TASK
Print the listing as it stands, omitting all images.

·····

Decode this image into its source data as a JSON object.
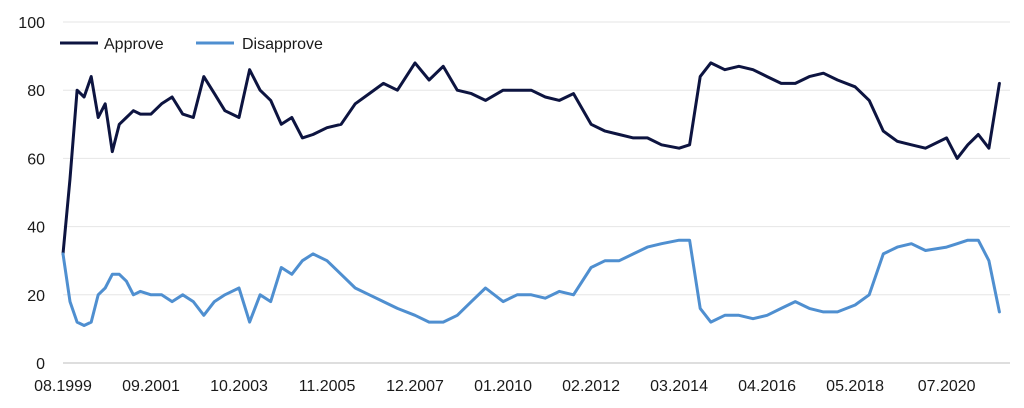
{
  "chart_data": {
    "type": "line",
    "title": "",
    "xlabel": "",
    "ylabel": "",
    "ylim": [
      0,
      100
    ],
    "yticks": [
      0,
      20,
      40,
      60,
      80,
      100
    ],
    "grid": "horizontal",
    "legend_position": "top-left",
    "x_tick_labels": [
      "08.1999",
      "09.2001",
      "10.2003",
      "11.2005",
      "12.2007",
      "01.2010",
      "02.2012",
      "03.2014",
      "04.2016",
      "05.2018",
      "07.2020"
    ],
    "x": [
      "08.1999",
      "10.1999",
      "12.1999",
      "02.2000",
      "04.2000",
      "06.2000",
      "08.2000",
      "10.2000",
      "12.2000",
      "02.2001",
      "04.2001",
      "06.2001",
      "09.2001",
      "12.2001",
      "03.2002",
      "06.2002",
      "09.2002",
      "12.2002",
      "03.2003",
      "06.2003",
      "10.2003",
      "01.2004",
      "04.2004",
      "07.2004",
      "10.2004",
      "01.2005",
      "04.2005",
      "07.2005",
      "11.2005",
      "03.2006",
      "07.2006",
      "11.2006",
      "03.2007",
      "07.2007",
      "12.2007",
      "04.2008",
      "08.2008",
      "12.2008",
      "04.2009",
      "08.2009",
      "01.2010",
      "05.2010",
      "09.2010",
      "01.2011",
      "05.2011",
      "09.2011",
      "02.2012",
      "06.2012",
      "10.2012",
      "02.2013",
      "06.2013",
      "10.2013",
      "03.2014",
      "06.2014",
      "09.2014",
      "12.2014",
      "04.2015",
      "08.2015",
      "12.2015",
      "04.2016",
      "08.2016",
      "12.2016",
      "04.2017",
      "08.2017",
      "12.2017",
      "05.2018",
      "09.2018",
      "01.2019",
      "05.2019",
      "09.2019",
      "01.2020",
      "07.2020",
      "10.2020",
      "01.2021",
      "04.2021",
      "07.2021",
      "10.2021"
    ],
    "series": [
      {
        "name": "Approve",
        "color": "#0d1440",
        "values": [
          32,
          54,
          80,
          78,
          84,
          72,
          76,
          62,
          70,
          72,
          74,
          73,
          73,
          76,
          78,
          73,
          72,
          84,
          79,
          74,
          72,
          86,
          80,
          77,
          70,
          72,
          66,
          67,
          69,
          70,
          76,
          79,
          82,
          80,
          88,
          83,
          87,
          80,
          79,
          77,
          80,
          80,
          80,
          78,
          77,
          79,
          70,
          68,
          67,
          66,
          66,
          64,
          63,
          64,
          84,
          88,
          86,
          87,
          86,
          84,
          82,
          82,
          84,
          85,
          83,
          81,
          77,
          68,
          65,
          64,
          63,
          66,
          60,
          64,
          67,
          63,
          82
        ]
      },
      {
        "name": "Disapprove",
        "color": "#4f8fd0",
        "values": [
          32,
          18,
          12,
          11,
          12,
          20,
          22,
          26,
          26,
          24,
          20,
          21,
          20,
          20,
          18,
          20,
          18,
          14,
          18,
          20,
          22,
          12,
          20,
          18,
          28,
          26,
          30,
          32,
          30,
          26,
          22,
          20,
          18,
          16,
          14,
          12,
          12,
          14,
          18,
          22,
          18,
          20,
          20,
          19,
          21,
          20,
          28,
          30,
          30,
          32,
          34,
          35,
          36,
          36,
          16,
          12,
          14,
          14,
          13,
          14,
          16,
          18,
          16,
          15,
          15,
          17,
          20,
          32,
          34,
          35,
          33,
          34,
          35,
          36,
          36,
          30,
          15
        ]
      }
    ]
  }
}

·····

RESPONSE TO THE EXERCISE
Decode this image into its source data as a JSON object.
{
  "chart_data": {
    "type": "line",
    "title": "",
    "xlabel": "",
    "ylabel": "",
    "ylim": [
      0,
      100
    ],
    "yticks": [
      0,
      20,
      40,
      60,
      80,
      100
    ],
    "grid": "horizontal",
    "legend_position": "top-left",
    "x_tick_labels": [
      "08.1999",
      "09.2001",
      "10.2003",
      "11.2005",
      "12.2007",
      "01.2010",
      "02.2012",
      "03.2014",
      "04.2016",
      "05.2018",
      "07.2020"
    ],
    "x": [
      "08.1999",
      "10.1999",
      "12.1999",
      "02.2000",
      "04.2000",
      "06.2000",
      "08.2000",
      "10.2000",
      "12.2000",
      "02.2001",
      "04.2001",
      "06.2001",
      "09.2001",
      "12.2001",
      "03.2002",
      "06.2002",
      "09.2002",
      "12.2002",
      "03.2003",
      "06.2003",
      "10.2003",
      "01.2004",
      "04.2004",
      "07.2004",
      "10.2004",
      "01.2005",
      "04.2005",
      "07.2005",
      "11.2005",
      "03.2006",
      "07.2006",
      "11.2006",
      "03.2007",
      "07.2007",
      "12.2007",
      "04.2008",
      "08.2008",
      "12.2008",
      "04.2009",
      "08.2009",
      "01.2010",
      "05.2010",
      "09.2010",
      "01.2011",
      "05.2011",
      "09.2011",
      "02.2012",
      "06.2012",
      "10.2012",
      "02.2013",
      "06.2013",
      "10.2013",
      "03.2014",
      "06.2014",
      "09.2014",
      "12.2014",
      "04.2015",
      "08.2015",
      "12.2015",
      "04.2016",
      "08.2016",
      "12.2016",
      "04.2017",
      "08.2017",
      "12.2017",
      "05.2018",
      "09.2018",
      "01.2019",
      "05.2019",
      "09.2019",
      "01.2020",
      "07.2020",
      "10.2020",
      "01.2021",
      "04.2021",
      "07.2021",
      "10.2021"
    ],
    "series": [
      {
        "name": "Approve",
        "color": "#0d1440",
        "values": [
          32,
          54,
          80,
          78,
          84,
          72,
          76,
          62,
          70,
          72,
          74,
          73,
          73,
          76,
          78,
          73,
          72,
          84,
          79,
          74,
          72,
          86,
          80,
          77,
          70,
          72,
          66,
          67,
          69,
          70,
          76,
          79,
          82,
          80,
          88,
          83,
          87,
          80,
          79,
          77,
          80,
          80,
          80,
          78,
          77,
          79,
          70,
          68,
          67,
          66,
          66,
          64,
          63,
          64,
          84,
          88,
          86,
          87,
          86,
          84,
          82,
          82,
          84,
          85,
          83,
          81,
          77,
          68,
          65,
          64,
          63,
          66,
          60,
          64,
          67,
          63,
          82
        ]
      },
      {
        "name": "Disapprove",
        "color": "#4f8fd0",
        "values": [
          32,
          18,
          12,
          11,
          12,
          20,
          22,
          26,
          26,
          24,
          20,
          21,
          20,
          20,
          18,
          20,
          18,
          14,
          18,
          20,
          22,
          12,
          20,
          18,
          28,
          26,
          30,
          32,
          30,
          26,
          22,
          20,
          18,
          16,
          14,
          12,
          12,
          14,
          18,
          22,
          18,
          20,
          20,
          19,
          21,
          20,
          28,
          30,
          30,
          32,
          34,
          35,
          36,
          36,
          16,
          12,
          14,
          14,
          13,
          14,
          16,
          18,
          16,
          15,
          15,
          17,
          20,
          32,
          34,
          35,
          33,
          34,
          35,
          36,
          36,
          30,
          15
        ]
      }
    ]
  }
}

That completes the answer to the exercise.